▶ Given exercise
Reproduce the data exactly and drop any pictures it holds.

(Source records)
##########

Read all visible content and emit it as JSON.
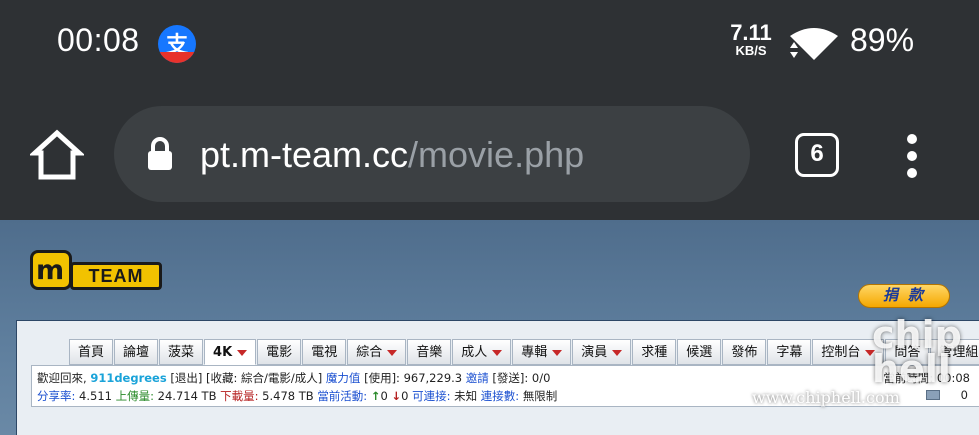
{
  "status_bar": {
    "time": "00:08",
    "network_speed": "7.11",
    "network_speed_unit": "KB/S",
    "battery": "89%",
    "notification_icons": [
      "alipay-icon"
    ]
  },
  "browser": {
    "url_host": "pt.m-team.cc",
    "url_path": "/movie.php",
    "tab_count": "6"
  },
  "site": {
    "logo_letter": "m",
    "logo_text": "TEAM",
    "donate_label": "捐款",
    "nav": [
      {
        "label": "首頁",
        "dropdown": false
      },
      {
        "label": "論壇",
        "dropdown": false
      },
      {
        "label": "菠菜",
        "dropdown": false
      },
      {
        "label": "4K",
        "dropdown": true
      },
      {
        "label": "電影",
        "dropdown": false
      },
      {
        "label": "電視",
        "dropdown": false
      },
      {
        "label": "綜合",
        "dropdown": true
      },
      {
        "label": "音樂",
        "dropdown": false
      },
      {
        "label": "成人",
        "dropdown": true
      },
      {
        "label": "專輯",
        "dropdown": true
      },
      {
        "label": "演員",
        "dropdown": true
      },
      {
        "label": "求種",
        "dropdown": false
      },
      {
        "label": "候選",
        "dropdown": false
      },
      {
        "label": "發佈",
        "dropdown": false
      },
      {
        "label": "字幕",
        "dropdown": false
      },
      {
        "label": "控制台",
        "dropdown": true
      },
      {
        "label": "問答",
        "dropdown": false
      },
      {
        "label": "管理組",
        "dropdown": false
      }
    ],
    "info": {
      "welcome": "歡迎回來,",
      "username": "911degrees",
      "logout": "[退出]",
      "favorites": "[收藏: 綜合/電影/成人]",
      "bonus_label": "魔力值",
      "bonus_value": "[使用]: 967,229.3",
      "invite_label": "邀請",
      "sent": "[發送]: 0/0",
      "ratio_label": "分享率:",
      "ratio_value": "4.511",
      "upload_label": "上傳量:",
      "upload_value": "24.714 TB",
      "download_label": "下載量:",
      "download_value": "5.478 TB",
      "active_label": "當前活動:",
      "active_seeding": "0",
      "active_leeching": "0",
      "connectable_label": "可連接:",
      "connectable_value": "未知",
      "connections_label": "連接數:",
      "connections_value": "無限制",
      "current_time_label": "當前時間",
      "current_time_value": "00:08",
      "messages_value": "0"
    }
  },
  "watermark": {
    "text": "www.chiphell.com",
    "logo_text": "chip hell"
  }
}
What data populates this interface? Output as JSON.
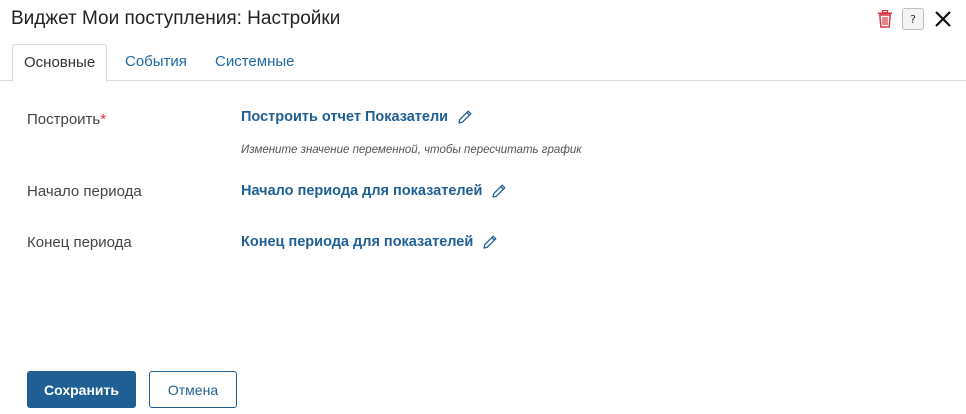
{
  "dialog": {
    "title": "Виджет Мои поступления: Настройки",
    "actions": {
      "delete_icon": "trash-icon",
      "help_icon": "help-icon",
      "help_glyph": "?",
      "close_icon": "close-icon"
    }
  },
  "tabs": [
    {
      "label": "Основные",
      "active": true
    },
    {
      "label": "События",
      "active": false
    },
    {
      "label": "Системные",
      "active": false
    }
  ],
  "fields": [
    {
      "label": "Построить",
      "required_mark": "*",
      "value": "Построить отчет Показатели",
      "hint": "Измените значение переменной, чтобы пересчитать график",
      "edit_icon": "pencil-icon"
    },
    {
      "label": "Начало периода",
      "value": "Начало периода для показателей",
      "edit_icon": "pencil-icon"
    },
    {
      "label": "Конец периода",
      "value": "Конец периода для показателей",
      "edit_icon": "pencil-icon"
    }
  ],
  "footer": {
    "save_label": "Сохранить",
    "cancel_label": "Отмена"
  },
  "colors": {
    "accent": "#1f5f94",
    "link": "#1f6aa5",
    "required": "#d9303e",
    "delete": "#d9303e"
  }
}
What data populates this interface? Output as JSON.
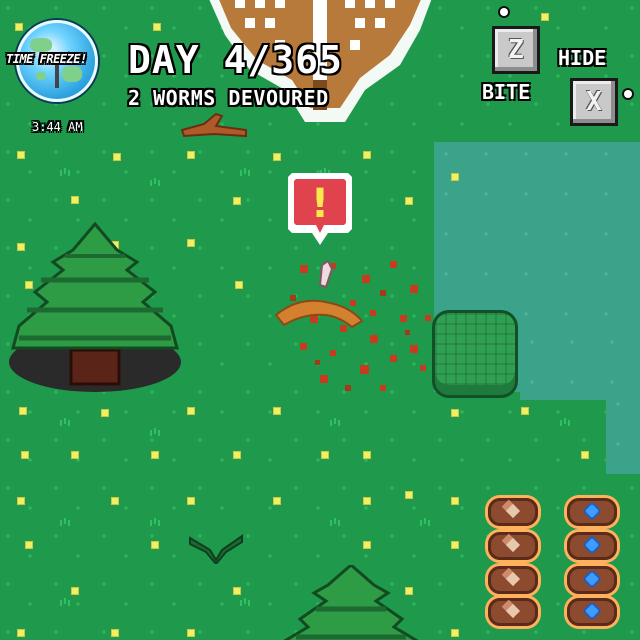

##########

▶ Exercise answer
Read all visible content and emit it as JSON.
{
  "status_bar": {
    "time": "00:08",
    "network_speed": "7.11",
    "network_speed_unit": "KB/S",
    "battery": "89%",
    "notification_icons": [
      "alipay-icon"
    ]
  },
  "browser": {
    "url_host": "pt.m-team.cc",
    "url_path": "/movie.php",
    "tab_count": "6"
  },
  "site": {
    "logo_letter": "m",
    "logo_text": "TEAM",
    "donate_label": "捐款",
    "nav": [
      {
        "label": "首頁",
        "dropdown": false
      },
      {
        "label": "論壇",
        "dropdown": false
      },
      {
        "label": "菠菜",
        "dropdown": false
      },
      {
        "label": "4K",
        "dropdown": true
      },
      {
        "label": "電影",
        "dropdown": false
      },
      {
        "label": "電視",
        "dropdown": false
      },
      {
        "label": "綜合",
        "dropdown": true
      },
      {
        "label": "音樂",
        "dropdown": false
      },
      {
        "label": "成人",
        "dropdown": true
      },
      {
        "label": "專輯",
        "dropdown": true
      },
      {
        "label": "演員",
        "dropdown": true
      },
      {
        "label": "求種",
        "dropdown": false
      },
      {
        "label": "候選",
        "dropdown": false
      },
      {
        "label": "發佈",
        "dropdown": false
      },
      {
        "label": "字幕",
        "dropdown": false
      },
      {
        "label": "控制台",
        "dropdown": true
      },
      {
        "label": "問答",
        "dropdown": false
      },
      {
        "label": "管理組",
        "dropdown": false
      }
    ],
    "info": {
      "welcome": "歡迎回來,",
      "username": "911degrees",
      "logout": "[退出]",
      "favorites": "[收藏: 綜合/電影/成人]",
      "bonus_label": "魔力值",
      "bonus_value": "[使用]: 967,229.3",
      "invite_label": "邀請",
      "sent": "[發送]: 0/0",
      "ratio_label": "分享率:",
      "ratio_value": "4.511",
      "upload_label": "上傳量:",
      "upload_value": "24.714 TB",
      "download_label": "下載量:",
      "download_value": "5.478 TB",
      "active_label": "當前活動:",
      "active_seeding": "0",
      "active_leeching": "0",
      "connectable_label": "可連接:",
      "connectable_value": "未知",
      "connections_label": "連接數:",
      "connections_value": "無限制",
      "current_time_label": "當前時間",
      "current_time_value": "00:08",
      "messages_value": "0"
    }
  },
  "watermark": {
    "text": "www.chiphell.com",
    "logo_text": "chip hell"
  }
}
What data populates this interface? Output as JSON.
{
  "dialog": {
    "title": "Виджет Мои поступления: Настройки",
    "actions": {
      "delete_icon": "trash-icon",
      "help_icon": "help-icon",
      "help_glyph": "?",
      "close_icon": "close-icon"
    }
  },
  "tabs": [
    {
      "label": "Основные",
      "active": true
    },
    {
      "label": "События",
      "active": false
    },
    {
      "label": "Системные",
      "active": false
    }
  ],
  "fields": [
    {
      "label": "Построить",
      "required_mark": "*",
      "value": "Построить отчет Показатели",
      "hint": "Измените значение переменной, чтобы пересчитать график",
      "edit_icon": "pencil-icon"
    },
    {
      "label": "Начало периода",
      "value": "Начало периода для показателей",
      "edit_icon": "pencil-icon"
    },
    {
      "label": "Конец периода",
      "value": "Конец периода для показателей",
      "edit_icon": "pencil-icon"
    }
  ],
  "footer": {
    "save_label": "Сохранить",
    "cancel_label": "Отмена"
  },
  "colors": {
    "accent": "#1f5f94",
    "link": "#1f6aa5",
    "required": "#d9303e",
    "delete": "#d9303e"
  }
}
What data populates this interface? Output as JSON.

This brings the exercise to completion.